STATED PROBLEM - Find each row that contains the string "symbol" and copy those rows out in full.

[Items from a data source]
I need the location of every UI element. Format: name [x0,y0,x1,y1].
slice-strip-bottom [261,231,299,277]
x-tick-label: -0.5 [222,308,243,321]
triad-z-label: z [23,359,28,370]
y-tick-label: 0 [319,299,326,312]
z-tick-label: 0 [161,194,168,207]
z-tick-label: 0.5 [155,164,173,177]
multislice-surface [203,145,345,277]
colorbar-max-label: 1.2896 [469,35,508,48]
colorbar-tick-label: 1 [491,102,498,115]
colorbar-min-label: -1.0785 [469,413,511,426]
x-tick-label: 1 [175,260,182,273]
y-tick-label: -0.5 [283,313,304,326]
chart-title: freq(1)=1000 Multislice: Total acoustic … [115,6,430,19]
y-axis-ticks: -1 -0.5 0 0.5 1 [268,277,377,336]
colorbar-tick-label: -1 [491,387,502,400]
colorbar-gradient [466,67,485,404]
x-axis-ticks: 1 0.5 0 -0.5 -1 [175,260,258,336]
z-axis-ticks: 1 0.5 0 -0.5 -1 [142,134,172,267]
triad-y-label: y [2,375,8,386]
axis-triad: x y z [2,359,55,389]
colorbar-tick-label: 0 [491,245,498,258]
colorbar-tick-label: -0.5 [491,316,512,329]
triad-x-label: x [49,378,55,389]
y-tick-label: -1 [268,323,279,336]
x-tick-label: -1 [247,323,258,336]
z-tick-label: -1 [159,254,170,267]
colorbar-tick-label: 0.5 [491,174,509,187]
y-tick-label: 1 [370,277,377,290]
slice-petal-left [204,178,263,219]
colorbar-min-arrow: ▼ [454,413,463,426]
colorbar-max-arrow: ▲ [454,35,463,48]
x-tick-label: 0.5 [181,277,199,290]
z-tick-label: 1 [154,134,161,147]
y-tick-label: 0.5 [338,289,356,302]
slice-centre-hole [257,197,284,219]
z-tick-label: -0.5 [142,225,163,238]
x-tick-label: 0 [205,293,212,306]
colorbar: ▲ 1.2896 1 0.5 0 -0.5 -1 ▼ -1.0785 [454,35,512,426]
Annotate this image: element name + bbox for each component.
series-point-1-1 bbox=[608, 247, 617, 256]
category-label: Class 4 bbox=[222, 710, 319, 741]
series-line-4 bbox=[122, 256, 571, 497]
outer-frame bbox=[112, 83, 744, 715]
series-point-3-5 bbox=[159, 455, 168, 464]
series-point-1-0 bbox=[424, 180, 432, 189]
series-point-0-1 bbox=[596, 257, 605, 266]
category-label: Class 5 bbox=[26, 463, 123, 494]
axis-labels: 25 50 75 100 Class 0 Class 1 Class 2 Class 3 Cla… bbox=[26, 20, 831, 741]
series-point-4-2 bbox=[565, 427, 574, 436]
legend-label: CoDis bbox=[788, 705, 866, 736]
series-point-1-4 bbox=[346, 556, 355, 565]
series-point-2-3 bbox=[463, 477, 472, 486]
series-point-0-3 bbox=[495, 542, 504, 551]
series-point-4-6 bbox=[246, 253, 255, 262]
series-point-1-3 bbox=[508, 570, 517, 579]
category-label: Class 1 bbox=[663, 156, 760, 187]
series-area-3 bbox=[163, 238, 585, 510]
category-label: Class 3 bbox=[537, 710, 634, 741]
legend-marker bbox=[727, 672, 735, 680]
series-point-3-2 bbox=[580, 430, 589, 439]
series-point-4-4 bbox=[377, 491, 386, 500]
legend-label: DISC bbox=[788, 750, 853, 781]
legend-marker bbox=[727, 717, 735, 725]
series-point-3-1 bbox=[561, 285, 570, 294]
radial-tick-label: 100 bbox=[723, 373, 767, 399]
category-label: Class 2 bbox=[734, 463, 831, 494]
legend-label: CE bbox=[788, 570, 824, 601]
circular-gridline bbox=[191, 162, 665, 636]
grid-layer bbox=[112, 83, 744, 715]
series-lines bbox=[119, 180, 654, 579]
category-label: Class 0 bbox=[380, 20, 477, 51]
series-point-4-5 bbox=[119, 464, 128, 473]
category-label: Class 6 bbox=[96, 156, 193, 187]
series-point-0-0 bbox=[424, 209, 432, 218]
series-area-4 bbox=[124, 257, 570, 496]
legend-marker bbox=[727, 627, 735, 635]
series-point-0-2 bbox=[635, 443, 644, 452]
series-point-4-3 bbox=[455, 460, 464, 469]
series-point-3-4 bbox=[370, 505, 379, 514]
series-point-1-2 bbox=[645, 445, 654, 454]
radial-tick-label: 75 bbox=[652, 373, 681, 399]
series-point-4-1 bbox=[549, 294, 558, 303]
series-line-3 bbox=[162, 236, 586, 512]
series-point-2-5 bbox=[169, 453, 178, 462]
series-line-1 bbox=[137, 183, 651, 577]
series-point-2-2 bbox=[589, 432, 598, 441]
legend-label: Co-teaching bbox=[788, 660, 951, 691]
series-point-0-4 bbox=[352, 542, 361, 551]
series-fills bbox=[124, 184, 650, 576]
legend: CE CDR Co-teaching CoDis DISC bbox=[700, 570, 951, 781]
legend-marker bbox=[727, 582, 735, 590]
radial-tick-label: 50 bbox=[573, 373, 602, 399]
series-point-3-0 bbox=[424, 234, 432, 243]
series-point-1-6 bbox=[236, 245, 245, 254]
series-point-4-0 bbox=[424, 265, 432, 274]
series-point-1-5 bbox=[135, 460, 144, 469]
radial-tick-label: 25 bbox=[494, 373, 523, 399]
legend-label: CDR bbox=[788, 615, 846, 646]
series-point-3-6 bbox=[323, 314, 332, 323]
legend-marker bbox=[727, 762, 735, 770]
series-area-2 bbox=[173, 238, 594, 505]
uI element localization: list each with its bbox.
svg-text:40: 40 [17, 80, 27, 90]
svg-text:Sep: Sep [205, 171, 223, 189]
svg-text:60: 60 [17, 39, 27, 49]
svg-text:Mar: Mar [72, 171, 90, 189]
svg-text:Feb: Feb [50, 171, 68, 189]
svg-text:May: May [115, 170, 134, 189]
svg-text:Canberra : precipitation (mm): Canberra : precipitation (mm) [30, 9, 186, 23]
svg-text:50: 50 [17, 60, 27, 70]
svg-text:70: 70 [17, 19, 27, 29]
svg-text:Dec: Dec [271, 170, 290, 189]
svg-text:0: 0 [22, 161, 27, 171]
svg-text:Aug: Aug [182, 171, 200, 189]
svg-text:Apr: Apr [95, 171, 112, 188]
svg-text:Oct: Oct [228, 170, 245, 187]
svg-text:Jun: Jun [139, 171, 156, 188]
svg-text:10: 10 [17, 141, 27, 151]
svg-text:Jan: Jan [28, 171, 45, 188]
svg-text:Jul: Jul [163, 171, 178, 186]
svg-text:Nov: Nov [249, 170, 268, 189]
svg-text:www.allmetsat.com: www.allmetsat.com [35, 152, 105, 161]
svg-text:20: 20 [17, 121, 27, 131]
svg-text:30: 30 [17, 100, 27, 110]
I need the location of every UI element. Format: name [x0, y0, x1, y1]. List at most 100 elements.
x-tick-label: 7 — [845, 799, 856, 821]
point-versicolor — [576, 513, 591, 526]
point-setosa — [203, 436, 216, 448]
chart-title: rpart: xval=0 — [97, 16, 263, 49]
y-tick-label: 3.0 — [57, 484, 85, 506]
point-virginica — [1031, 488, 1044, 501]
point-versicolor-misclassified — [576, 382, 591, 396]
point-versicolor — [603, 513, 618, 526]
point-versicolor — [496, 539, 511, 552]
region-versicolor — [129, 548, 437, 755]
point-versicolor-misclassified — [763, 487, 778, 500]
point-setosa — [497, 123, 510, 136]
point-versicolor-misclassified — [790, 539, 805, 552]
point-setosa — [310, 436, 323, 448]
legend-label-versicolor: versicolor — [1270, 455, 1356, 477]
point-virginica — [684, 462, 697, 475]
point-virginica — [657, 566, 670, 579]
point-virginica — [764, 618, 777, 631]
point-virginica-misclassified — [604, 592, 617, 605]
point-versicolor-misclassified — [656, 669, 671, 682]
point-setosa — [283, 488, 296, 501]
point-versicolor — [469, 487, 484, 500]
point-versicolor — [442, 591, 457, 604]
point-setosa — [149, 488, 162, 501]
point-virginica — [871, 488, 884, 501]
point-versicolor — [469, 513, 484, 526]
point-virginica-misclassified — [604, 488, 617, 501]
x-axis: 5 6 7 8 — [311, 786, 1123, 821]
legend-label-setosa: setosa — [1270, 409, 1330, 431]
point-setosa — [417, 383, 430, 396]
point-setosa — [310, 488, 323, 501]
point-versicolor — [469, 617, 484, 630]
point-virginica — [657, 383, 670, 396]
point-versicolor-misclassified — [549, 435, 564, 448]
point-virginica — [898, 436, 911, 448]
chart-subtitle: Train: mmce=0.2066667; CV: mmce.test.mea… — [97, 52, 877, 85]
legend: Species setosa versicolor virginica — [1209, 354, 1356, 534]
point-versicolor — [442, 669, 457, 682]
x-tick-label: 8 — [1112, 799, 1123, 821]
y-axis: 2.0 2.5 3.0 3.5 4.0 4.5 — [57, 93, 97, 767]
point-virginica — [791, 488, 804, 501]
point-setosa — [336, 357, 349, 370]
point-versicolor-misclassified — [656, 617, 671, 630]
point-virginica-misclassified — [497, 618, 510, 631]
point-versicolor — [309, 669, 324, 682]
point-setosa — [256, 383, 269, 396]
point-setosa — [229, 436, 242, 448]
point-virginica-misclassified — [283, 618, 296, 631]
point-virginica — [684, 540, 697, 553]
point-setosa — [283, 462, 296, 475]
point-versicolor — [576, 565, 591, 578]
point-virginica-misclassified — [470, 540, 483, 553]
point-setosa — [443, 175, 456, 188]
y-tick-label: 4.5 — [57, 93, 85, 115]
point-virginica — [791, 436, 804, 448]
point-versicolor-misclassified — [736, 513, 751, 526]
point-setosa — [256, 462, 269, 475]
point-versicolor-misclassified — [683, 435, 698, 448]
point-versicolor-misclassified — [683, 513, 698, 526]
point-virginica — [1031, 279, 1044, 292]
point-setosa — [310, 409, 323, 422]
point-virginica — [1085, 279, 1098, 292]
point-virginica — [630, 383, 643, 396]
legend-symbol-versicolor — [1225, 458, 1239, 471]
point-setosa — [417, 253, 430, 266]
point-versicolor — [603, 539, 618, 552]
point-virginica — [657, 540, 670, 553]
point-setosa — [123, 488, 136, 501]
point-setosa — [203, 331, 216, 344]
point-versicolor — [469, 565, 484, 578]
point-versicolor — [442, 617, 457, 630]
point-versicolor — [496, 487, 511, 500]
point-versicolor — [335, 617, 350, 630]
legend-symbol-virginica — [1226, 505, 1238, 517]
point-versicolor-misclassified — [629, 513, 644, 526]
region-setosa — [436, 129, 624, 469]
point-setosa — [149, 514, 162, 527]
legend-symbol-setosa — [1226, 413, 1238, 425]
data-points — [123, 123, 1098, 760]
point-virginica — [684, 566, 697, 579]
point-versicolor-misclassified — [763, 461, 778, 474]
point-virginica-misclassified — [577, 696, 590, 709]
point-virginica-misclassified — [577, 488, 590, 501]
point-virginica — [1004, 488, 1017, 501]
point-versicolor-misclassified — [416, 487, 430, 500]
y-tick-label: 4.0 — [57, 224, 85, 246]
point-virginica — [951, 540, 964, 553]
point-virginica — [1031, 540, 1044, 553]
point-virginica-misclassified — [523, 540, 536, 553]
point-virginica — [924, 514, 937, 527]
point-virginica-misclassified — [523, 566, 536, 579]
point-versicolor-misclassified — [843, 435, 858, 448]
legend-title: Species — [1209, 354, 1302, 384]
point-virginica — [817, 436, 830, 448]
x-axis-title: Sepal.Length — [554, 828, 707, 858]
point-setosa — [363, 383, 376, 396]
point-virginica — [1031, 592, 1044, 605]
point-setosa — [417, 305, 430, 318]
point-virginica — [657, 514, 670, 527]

RESPONSE FOR THIS EXERCISE -
legend-symbol-versicolor — [1225, 458, 1239, 471]
legend-symbol-virginica — [1226, 505, 1238, 517]
legend-symbol-setosa — [1226, 413, 1238, 425]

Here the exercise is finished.